> [The exercise]
Show every line containing "الشعبى" by copying it.
Start of Input
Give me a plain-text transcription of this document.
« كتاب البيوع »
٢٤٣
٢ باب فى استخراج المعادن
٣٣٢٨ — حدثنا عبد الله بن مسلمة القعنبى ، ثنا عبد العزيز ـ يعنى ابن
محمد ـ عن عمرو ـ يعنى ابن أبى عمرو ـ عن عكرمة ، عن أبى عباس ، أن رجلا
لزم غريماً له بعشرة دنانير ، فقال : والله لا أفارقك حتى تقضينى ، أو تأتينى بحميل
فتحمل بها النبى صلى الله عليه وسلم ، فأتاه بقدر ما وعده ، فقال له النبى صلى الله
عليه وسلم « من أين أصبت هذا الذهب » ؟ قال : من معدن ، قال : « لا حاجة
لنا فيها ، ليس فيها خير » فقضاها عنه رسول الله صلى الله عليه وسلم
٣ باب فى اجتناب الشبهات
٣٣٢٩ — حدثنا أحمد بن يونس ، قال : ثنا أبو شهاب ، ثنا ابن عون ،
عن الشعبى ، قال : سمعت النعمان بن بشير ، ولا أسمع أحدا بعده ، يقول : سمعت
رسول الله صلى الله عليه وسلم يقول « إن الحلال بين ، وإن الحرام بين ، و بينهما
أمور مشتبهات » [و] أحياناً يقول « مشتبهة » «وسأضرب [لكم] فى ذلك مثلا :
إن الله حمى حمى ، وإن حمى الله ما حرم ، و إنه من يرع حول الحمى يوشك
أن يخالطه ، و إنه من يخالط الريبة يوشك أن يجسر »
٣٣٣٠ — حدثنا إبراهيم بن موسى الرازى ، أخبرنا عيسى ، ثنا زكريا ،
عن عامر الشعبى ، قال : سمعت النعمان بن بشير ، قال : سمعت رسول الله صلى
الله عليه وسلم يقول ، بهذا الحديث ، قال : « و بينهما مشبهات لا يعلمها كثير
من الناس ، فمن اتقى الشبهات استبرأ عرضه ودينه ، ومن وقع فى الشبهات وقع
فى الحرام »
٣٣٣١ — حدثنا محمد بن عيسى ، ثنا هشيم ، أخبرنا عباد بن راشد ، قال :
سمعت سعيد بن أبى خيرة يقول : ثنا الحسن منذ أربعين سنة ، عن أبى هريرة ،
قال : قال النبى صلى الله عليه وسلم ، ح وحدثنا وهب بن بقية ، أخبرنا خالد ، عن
End of Input
> [Expected answer]
عن الشعبى ، قال : سمعت النعمان بن بشير ، ولا أسمع أحدا بعده ، يقول : سمعت
عن عامر الشعبى ، قال : سمعت النعمان بن بشير ، قال : سمعت رسول الله صلى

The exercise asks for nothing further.